Return every line of the rows below unchanged, in the same order, leaving out the pictures.

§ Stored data
:::
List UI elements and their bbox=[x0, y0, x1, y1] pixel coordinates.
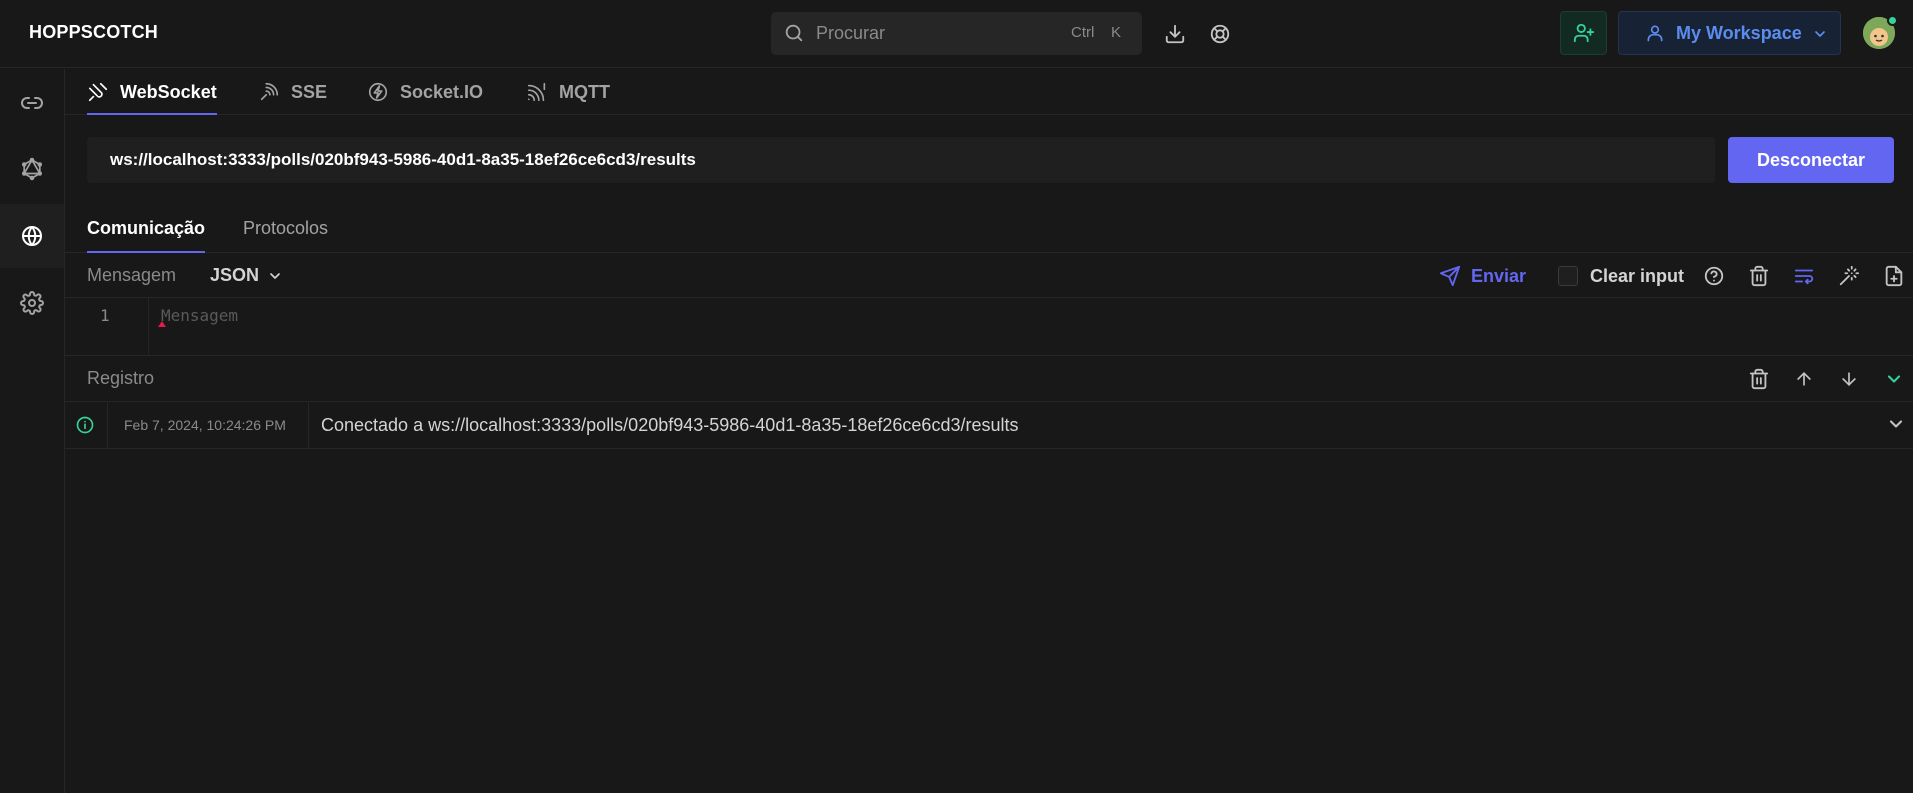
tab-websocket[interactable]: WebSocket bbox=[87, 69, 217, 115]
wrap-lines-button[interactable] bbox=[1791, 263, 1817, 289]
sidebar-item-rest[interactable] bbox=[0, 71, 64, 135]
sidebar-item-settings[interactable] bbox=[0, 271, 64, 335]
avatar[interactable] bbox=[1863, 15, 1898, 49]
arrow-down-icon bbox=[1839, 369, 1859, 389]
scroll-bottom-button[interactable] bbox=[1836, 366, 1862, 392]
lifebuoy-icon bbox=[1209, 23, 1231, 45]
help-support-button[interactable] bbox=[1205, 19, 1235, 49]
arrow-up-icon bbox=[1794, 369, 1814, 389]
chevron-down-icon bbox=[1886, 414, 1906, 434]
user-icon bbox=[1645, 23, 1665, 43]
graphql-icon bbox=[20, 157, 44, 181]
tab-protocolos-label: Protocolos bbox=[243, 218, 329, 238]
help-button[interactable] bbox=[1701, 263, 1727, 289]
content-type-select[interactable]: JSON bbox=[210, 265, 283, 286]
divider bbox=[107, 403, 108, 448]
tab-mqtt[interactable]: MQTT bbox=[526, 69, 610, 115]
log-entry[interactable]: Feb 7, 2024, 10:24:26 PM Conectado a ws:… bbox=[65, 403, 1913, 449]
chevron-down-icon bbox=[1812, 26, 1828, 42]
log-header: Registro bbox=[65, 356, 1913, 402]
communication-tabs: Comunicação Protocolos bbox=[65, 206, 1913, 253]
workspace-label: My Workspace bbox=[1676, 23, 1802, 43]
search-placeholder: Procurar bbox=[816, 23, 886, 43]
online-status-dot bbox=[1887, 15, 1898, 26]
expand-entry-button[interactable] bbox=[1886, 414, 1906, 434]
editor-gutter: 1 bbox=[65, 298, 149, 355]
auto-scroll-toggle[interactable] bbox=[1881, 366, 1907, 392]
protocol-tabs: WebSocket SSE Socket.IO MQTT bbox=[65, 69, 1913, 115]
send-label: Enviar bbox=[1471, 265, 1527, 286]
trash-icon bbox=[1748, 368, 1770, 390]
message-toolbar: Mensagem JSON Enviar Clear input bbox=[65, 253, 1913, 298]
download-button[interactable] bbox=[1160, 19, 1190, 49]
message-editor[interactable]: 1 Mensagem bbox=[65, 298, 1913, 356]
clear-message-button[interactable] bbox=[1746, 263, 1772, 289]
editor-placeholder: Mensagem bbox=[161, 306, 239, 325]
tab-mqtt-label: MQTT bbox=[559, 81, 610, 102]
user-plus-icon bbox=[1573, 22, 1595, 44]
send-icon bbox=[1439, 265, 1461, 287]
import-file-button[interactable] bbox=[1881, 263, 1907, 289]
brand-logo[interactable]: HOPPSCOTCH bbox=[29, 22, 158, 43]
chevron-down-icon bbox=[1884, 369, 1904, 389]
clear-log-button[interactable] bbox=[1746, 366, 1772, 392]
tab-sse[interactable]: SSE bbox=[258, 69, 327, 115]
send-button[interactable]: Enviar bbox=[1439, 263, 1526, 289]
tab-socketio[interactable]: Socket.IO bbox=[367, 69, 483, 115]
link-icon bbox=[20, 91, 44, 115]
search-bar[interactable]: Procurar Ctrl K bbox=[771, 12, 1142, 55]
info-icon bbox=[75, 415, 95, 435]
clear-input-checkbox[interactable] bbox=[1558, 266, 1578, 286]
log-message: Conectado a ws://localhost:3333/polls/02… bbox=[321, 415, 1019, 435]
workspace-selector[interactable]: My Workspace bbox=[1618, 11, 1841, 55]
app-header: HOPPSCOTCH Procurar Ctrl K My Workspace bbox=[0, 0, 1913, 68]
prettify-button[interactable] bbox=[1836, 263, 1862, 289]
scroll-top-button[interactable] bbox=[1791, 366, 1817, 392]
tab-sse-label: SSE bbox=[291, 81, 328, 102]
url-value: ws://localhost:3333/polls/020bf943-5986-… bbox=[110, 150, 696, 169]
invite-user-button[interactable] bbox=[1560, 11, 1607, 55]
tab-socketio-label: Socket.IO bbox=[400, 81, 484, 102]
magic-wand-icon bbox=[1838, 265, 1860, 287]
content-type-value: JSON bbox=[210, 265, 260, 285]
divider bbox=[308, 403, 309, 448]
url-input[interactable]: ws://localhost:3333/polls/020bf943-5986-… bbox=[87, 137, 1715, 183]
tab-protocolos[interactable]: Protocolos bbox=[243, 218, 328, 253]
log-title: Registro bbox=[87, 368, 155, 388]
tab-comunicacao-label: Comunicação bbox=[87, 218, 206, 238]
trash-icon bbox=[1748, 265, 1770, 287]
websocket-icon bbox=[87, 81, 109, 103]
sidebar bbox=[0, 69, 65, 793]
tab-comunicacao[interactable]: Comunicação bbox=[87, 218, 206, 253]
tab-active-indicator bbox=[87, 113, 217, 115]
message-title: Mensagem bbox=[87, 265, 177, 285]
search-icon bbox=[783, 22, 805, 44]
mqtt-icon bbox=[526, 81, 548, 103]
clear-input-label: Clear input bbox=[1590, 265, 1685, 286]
:::
§ ANSWER TO THIS TASK
List UI elements and their bbox=[x0, y0, x1, y1] pixel coordinates.
tab-websocket[interactable]: WebSocket bbox=[87, 69, 217, 115]
wrap-lines-button[interactable] bbox=[1791, 263, 1817, 289]
sidebar-item-rest[interactable] bbox=[0, 71, 64, 135]
sidebar-item-settings[interactable] bbox=[0, 271, 64, 335]
avatar[interactable] bbox=[1863, 15, 1898, 49]
arrow-down-icon bbox=[1839, 369, 1859, 389]
scroll-bottom-button[interactable] bbox=[1836, 366, 1862, 392]
lifebuoy-icon bbox=[1209, 23, 1231, 45]
help-support-button[interactable] bbox=[1205, 19, 1235, 49]
arrow-up-icon bbox=[1794, 369, 1814, 389]
chevron-down-icon bbox=[1886, 414, 1906, 434]
user-icon bbox=[1645, 23, 1665, 43]
graphql-icon bbox=[20, 157, 44, 181]
tab-protocolos-label: Protocolos bbox=[243, 218, 329, 238]
help-button[interactable] bbox=[1701, 263, 1727, 289]
content-type-select[interactable]: JSON bbox=[210, 265, 283, 286]
divider bbox=[107, 403, 108, 448]
tab-mqtt[interactable]: MQTT bbox=[526, 69, 610, 115]
log-entry[interactable]: Feb 7, 2024, 10:24:26 PM Conectado a ws:… bbox=[65, 403, 1913, 449]
chevron-down-icon bbox=[1812, 26, 1828, 42]
log-header: Registro bbox=[65, 356, 1913, 402]
communication-tabs: Comunicação Protocolos bbox=[65, 206, 1913, 253]
workspace-label: My Workspace bbox=[1676, 23, 1802, 43]
search-placeholder: Procurar bbox=[816, 23, 886, 43]
online-status-dot bbox=[1887, 15, 1898, 26]
expand-entry-button[interactable] bbox=[1886, 414, 1906, 434]
editor-gutter: 1 bbox=[65, 298, 149, 355]
auto-scroll-toggle[interactable] bbox=[1881, 366, 1907, 392]
protocol-tabs: WebSocket SSE Socket.IO MQTT bbox=[65, 69, 1913, 115]
send-label: Enviar bbox=[1471, 265, 1527, 286]
trash-icon bbox=[1748, 368, 1770, 390]
message-toolbar: Mensagem JSON Enviar Clear input bbox=[65, 253, 1913, 298]
download-button[interactable] bbox=[1160, 19, 1190, 49]
message-editor[interactable]: 1 Mensagem bbox=[65, 298, 1913, 356]
clear-message-button[interactable] bbox=[1746, 263, 1772, 289]
editor-placeholder: Mensagem bbox=[161, 306, 239, 325]
tab-mqtt-label: MQTT bbox=[559, 81, 610, 102]
user-plus-icon bbox=[1573, 22, 1595, 44]
send-icon bbox=[1439, 265, 1461, 287]
import-file-button[interactable] bbox=[1881, 263, 1907, 289]
brand-logo[interactable]: HOPPSCOTCH bbox=[29, 22, 158, 43]
chevron-down-icon bbox=[1884, 369, 1904, 389]
clear-log-button[interactable] bbox=[1746, 366, 1772, 392]
tab-sse[interactable]: SSE bbox=[258, 69, 327, 115]
send-button[interactable]: Enviar bbox=[1439, 263, 1526, 289]
tab-socketio[interactable]: Socket.IO bbox=[367, 69, 483, 115]
link-icon bbox=[20, 91, 44, 115]
search-bar[interactable]: Procurar Ctrl K bbox=[771, 12, 1142, 55]
info-icon bbox=[75, 415, 95, 435]
clear-input-checkbox[interactable] bbox=[1558, 266, 1578, 286]
log-message: Conectado a ws://localhost:3333/polls/02… bbox=[321, 415, 1019, 435]
workspace-selector[interactable]: My Workspace bbox=[1618, 11, 1841, 55]
app-header: HOPPSCOTCH Procurar Ctrl K My Workspace bbox=[0, 0, 1913, 68]
prettify-button[interactable] bbox=[1836, 263, 1862, 289]
scroll-top-button[interactable] bbox=[1791, 366, 1817, 392]
tab-sse-label: SSE bbox=[291, 81, 328, 102]
url-value: ws://localhost:3333/polls/020bf943-5986-… bbox=[110, 150, 696, 169]
invite-user-button[interactable] bbox=[1560, 11, 1607, 55]
tab-socketio-label: Socket.IO bbox=[400, 81, 484, 102]
magic-wand-icon bbox=[1838, 265, 1860, 287]
content-type-value: JSON bbox=[210, 265, 260, 285]
divider bbox=[308, 403, 309, 448]
url-input[interactable]: ws://localhost:3333/polls/020bf943-5986-… bbox=[87, 137, 1715, 183]
tab-protocolos[interactable]: Protocolos bbox=[243, 218, 328, 253]
log-title: Registro bbox=[87, 368, 155, 388]
tab-comunicacao-label: Comunicação bbox=[87, 218, 206, 238]
trash-icon bbox=[1748, 265, 1770, 287]
websocket-icon bbox=[87, 81, 109, 103]
sidebar bbox=[0, 69, 65, 793]
tab-comunicacao[interactable]: Comunicação bbox=[87, 218, 206, 253]
tab-active-indicator bbox=[87, 113, 217, 115]
message-title: Mensagem bbox=[87, 265, 177, 285]
search-icon bbox=[783, 22, 805, 44]
mqtt-icon bbox=[526, 81, 548, 103]
clear-input-label: Clear input bbox=[1590, 265, 1685, 286]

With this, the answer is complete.